━━━ DATA FOR THIS EXERCISE ━━━

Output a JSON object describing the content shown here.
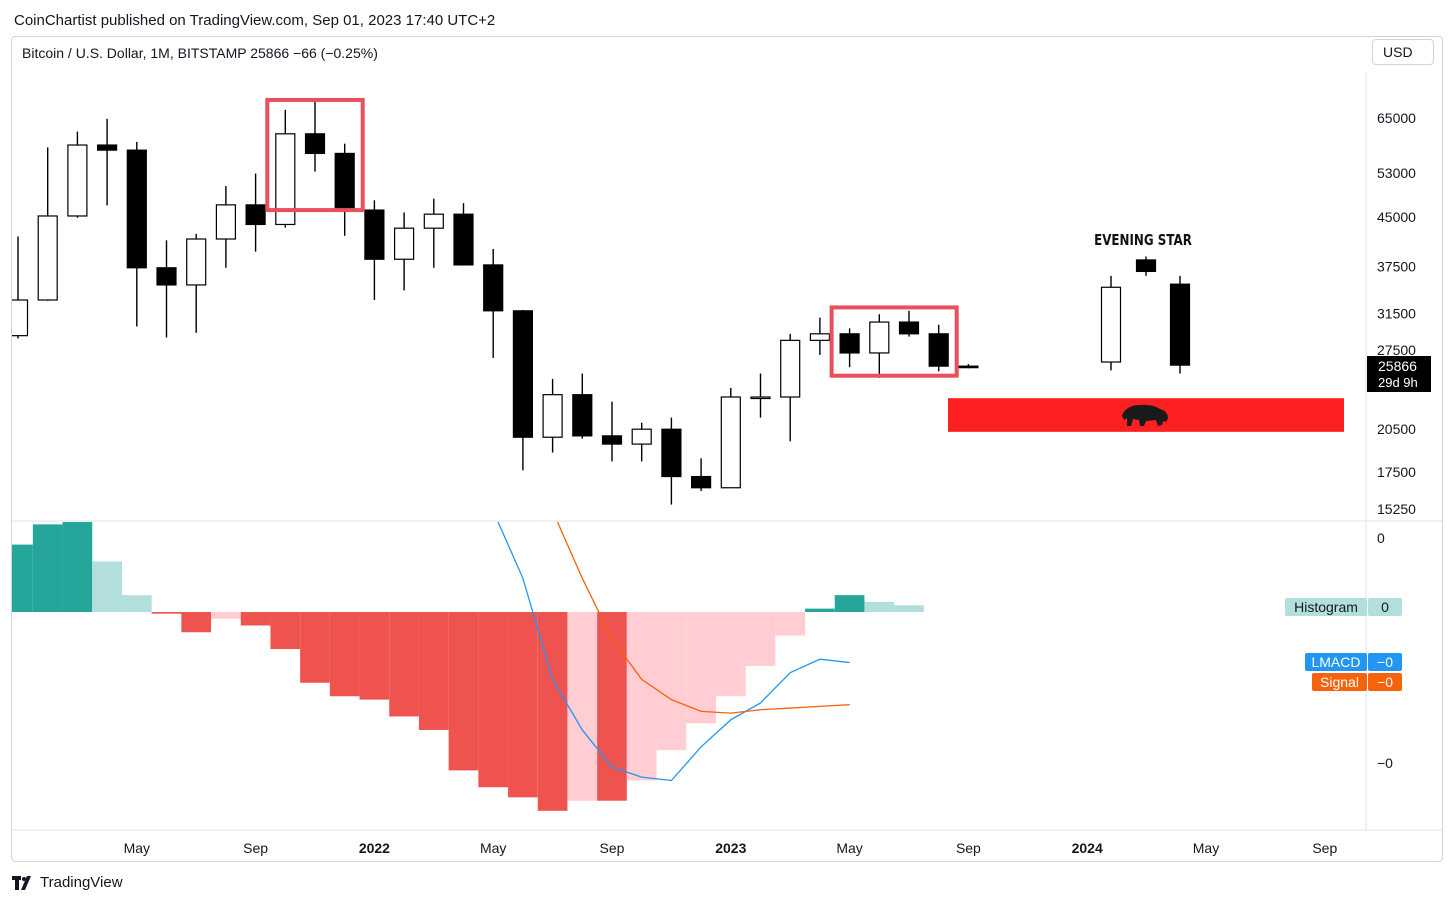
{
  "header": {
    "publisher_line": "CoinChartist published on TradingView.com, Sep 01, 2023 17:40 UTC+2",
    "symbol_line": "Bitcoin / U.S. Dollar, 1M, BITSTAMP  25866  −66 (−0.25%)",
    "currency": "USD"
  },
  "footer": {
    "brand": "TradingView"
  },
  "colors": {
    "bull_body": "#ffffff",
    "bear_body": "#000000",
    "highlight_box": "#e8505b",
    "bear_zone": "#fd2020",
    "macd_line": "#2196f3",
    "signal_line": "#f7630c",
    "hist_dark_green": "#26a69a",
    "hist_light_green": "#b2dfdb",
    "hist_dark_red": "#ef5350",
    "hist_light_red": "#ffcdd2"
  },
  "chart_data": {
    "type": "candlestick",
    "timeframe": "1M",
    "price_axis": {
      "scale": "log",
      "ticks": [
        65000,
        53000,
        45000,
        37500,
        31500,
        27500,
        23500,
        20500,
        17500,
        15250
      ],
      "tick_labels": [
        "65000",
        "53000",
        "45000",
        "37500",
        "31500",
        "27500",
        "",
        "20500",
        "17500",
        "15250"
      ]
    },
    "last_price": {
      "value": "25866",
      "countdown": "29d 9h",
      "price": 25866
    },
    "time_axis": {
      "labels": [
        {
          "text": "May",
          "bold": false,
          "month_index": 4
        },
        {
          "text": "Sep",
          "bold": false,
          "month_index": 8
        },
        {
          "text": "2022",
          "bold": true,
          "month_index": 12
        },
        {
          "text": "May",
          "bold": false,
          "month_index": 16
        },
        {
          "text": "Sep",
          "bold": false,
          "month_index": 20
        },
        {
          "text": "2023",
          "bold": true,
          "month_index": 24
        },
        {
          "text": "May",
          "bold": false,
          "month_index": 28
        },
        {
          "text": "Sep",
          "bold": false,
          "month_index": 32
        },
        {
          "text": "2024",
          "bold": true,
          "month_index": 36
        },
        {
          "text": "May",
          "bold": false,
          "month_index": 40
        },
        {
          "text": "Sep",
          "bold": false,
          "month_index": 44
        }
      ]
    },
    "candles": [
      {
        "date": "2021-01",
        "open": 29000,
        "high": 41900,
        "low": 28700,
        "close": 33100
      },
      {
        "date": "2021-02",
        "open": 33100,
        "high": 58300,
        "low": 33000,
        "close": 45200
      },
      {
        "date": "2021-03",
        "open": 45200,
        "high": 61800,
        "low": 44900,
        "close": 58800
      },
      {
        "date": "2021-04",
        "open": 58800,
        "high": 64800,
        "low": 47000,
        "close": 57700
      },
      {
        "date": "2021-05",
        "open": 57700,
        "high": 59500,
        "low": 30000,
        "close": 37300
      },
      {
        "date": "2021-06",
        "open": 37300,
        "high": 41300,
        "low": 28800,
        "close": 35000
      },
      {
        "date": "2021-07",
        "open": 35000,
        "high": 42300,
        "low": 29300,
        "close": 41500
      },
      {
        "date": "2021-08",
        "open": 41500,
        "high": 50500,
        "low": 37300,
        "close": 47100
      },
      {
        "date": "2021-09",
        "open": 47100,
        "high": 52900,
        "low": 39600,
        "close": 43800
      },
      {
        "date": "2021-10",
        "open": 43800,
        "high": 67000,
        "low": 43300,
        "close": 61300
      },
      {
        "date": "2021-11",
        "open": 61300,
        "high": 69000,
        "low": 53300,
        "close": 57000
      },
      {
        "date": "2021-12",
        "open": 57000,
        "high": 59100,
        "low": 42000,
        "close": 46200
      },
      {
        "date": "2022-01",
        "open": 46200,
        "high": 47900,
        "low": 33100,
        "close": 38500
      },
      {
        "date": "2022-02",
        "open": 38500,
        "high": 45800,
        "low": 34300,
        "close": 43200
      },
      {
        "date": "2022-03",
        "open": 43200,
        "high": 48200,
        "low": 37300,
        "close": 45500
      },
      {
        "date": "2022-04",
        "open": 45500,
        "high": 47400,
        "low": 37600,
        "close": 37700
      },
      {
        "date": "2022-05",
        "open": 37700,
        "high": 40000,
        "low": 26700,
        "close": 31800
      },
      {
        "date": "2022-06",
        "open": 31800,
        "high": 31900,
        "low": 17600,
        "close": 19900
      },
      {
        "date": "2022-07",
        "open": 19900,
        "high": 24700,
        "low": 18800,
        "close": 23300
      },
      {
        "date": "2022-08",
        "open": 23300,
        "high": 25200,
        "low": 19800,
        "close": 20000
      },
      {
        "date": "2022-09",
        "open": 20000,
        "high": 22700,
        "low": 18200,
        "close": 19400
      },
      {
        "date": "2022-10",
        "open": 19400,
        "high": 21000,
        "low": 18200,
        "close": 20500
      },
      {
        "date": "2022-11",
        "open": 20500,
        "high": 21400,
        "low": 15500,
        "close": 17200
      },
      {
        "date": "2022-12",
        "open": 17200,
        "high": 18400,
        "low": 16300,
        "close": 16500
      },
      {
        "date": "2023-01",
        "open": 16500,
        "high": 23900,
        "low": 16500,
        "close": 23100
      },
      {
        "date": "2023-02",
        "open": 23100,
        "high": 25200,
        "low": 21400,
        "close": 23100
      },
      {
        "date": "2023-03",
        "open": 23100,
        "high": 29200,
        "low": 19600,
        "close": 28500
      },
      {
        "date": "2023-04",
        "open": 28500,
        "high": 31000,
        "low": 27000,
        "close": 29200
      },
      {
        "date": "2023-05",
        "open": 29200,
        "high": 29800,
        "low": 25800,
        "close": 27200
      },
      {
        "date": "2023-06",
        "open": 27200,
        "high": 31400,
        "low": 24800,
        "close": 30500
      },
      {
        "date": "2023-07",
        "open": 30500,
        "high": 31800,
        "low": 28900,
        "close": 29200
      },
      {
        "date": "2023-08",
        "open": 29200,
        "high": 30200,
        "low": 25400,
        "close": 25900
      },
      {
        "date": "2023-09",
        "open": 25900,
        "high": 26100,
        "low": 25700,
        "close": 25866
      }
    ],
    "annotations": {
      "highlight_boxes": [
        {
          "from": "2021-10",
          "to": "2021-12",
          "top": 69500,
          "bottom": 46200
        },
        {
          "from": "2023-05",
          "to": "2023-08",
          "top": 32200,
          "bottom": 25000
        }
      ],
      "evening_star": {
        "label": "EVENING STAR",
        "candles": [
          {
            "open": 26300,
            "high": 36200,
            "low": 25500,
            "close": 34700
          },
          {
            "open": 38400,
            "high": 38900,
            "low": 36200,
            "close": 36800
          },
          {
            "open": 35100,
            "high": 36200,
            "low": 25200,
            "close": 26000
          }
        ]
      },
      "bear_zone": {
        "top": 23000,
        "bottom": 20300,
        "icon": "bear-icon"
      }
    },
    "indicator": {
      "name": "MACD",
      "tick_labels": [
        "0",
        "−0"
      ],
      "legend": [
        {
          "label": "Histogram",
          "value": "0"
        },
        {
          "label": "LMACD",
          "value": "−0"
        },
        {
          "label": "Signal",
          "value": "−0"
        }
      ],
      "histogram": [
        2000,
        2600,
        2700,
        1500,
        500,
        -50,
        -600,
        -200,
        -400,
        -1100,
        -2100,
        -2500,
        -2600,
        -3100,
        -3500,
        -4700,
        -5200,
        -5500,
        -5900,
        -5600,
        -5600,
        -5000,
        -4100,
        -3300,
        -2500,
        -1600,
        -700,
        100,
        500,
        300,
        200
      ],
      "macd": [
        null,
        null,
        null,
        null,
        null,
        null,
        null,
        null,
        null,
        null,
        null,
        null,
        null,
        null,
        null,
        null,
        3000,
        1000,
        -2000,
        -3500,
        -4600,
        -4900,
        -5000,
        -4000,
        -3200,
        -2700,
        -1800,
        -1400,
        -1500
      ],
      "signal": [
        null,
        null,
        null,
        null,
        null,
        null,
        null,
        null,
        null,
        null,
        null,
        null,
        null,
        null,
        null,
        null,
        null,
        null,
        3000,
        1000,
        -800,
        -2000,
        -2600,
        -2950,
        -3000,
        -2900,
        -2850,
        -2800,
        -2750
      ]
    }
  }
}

━━━
━━━ DATA FOR THIS EXERCISE ━━━

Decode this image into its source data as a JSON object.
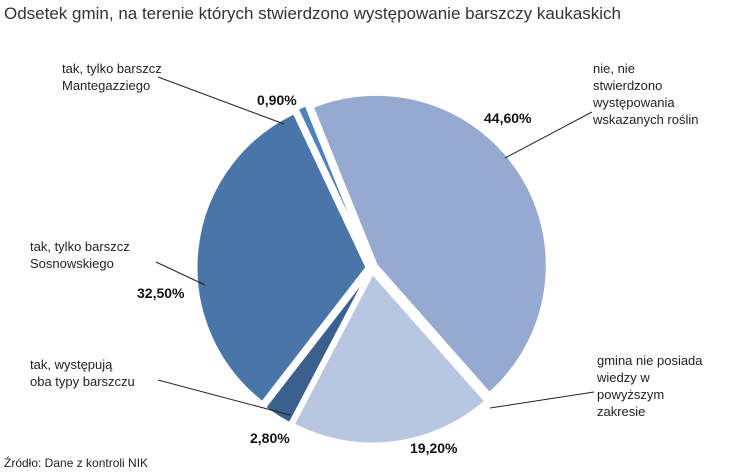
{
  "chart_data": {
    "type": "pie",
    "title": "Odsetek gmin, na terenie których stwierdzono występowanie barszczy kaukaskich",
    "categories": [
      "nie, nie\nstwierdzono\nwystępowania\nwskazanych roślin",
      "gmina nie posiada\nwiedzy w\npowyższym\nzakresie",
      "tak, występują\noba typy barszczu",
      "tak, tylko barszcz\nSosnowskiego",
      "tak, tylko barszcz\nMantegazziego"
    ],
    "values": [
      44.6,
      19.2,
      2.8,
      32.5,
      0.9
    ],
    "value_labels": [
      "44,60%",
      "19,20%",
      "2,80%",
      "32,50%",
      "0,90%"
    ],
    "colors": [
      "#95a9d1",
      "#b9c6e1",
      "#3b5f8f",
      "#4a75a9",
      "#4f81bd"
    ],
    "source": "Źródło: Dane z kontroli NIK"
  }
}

━━━
━━━ DATA FOR THIS EXERCISE ━━━

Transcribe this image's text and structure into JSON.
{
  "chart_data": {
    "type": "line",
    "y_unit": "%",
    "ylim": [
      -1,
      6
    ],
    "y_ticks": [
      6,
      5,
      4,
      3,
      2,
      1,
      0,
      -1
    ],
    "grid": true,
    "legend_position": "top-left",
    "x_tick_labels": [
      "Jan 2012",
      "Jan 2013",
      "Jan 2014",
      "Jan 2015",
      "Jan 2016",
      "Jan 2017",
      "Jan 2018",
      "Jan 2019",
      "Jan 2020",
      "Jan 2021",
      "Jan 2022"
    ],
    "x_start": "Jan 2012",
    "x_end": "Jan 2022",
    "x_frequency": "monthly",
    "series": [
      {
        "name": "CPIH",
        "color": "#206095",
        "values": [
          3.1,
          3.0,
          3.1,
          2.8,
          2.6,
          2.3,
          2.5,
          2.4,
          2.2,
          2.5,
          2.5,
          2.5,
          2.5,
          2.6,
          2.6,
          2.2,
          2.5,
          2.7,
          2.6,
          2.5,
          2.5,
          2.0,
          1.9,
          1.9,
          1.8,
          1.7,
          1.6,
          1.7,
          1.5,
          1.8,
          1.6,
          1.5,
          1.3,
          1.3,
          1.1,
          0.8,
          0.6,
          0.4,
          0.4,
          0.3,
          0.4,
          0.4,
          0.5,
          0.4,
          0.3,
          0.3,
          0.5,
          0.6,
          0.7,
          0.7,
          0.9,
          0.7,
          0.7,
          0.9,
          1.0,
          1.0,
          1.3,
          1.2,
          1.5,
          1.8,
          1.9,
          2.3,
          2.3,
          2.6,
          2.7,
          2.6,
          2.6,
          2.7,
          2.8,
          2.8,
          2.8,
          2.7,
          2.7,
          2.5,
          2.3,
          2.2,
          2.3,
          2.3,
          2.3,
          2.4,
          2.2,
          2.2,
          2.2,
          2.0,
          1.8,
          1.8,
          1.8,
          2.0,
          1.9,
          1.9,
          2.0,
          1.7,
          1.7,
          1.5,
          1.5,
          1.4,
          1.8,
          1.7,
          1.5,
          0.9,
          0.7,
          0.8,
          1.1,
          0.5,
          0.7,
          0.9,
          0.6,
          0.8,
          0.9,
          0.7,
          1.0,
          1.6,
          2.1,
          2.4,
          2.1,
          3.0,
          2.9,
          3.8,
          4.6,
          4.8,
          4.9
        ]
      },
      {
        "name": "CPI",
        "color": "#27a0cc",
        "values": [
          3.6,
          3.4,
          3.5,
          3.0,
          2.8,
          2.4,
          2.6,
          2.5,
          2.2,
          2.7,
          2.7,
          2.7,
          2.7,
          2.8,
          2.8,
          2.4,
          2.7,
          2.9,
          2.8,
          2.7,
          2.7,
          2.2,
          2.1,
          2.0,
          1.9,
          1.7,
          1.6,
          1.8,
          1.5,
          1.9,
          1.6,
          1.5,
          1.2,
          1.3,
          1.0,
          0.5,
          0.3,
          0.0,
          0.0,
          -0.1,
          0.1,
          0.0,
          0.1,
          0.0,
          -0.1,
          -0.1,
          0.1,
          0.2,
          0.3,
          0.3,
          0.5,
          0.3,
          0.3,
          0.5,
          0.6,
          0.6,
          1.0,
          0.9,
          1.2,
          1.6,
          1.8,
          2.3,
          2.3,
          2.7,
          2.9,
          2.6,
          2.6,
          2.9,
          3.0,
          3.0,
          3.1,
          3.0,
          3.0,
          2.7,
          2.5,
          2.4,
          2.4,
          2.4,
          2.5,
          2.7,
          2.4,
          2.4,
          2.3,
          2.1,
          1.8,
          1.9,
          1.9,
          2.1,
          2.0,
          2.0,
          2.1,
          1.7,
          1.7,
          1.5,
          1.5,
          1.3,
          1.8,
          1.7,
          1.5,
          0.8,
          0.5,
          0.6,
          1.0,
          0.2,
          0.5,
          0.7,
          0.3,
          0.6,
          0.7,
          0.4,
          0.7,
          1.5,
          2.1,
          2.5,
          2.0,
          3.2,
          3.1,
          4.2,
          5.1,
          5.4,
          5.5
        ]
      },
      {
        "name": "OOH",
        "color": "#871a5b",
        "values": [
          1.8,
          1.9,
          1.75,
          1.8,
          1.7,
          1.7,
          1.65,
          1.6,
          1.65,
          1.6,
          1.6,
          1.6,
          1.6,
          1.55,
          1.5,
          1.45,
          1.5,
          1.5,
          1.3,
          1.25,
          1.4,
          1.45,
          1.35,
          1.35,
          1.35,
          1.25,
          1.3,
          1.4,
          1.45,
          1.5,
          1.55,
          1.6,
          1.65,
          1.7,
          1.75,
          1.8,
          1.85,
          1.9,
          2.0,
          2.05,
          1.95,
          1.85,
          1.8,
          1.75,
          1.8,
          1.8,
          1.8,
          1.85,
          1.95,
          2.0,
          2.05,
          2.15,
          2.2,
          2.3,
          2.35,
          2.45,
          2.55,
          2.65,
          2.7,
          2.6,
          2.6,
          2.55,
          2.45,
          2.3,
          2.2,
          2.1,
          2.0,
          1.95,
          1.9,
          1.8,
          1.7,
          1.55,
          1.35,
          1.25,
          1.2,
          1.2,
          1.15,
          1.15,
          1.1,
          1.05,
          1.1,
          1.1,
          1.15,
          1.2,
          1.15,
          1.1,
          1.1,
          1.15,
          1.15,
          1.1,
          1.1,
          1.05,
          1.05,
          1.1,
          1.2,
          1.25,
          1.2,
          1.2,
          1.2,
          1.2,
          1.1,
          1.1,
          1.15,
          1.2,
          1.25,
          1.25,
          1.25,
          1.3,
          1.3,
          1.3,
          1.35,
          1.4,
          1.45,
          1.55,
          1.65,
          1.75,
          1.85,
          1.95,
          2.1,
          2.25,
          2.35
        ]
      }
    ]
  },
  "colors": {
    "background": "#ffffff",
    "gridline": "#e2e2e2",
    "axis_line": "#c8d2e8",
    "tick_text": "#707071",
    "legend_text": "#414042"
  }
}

━━━

→ WHAT THE EXERCISE ASKS
Only a number is wanted: how many lines contain "bottom"?

→ ANSWER FOR THIS EXERCISE
3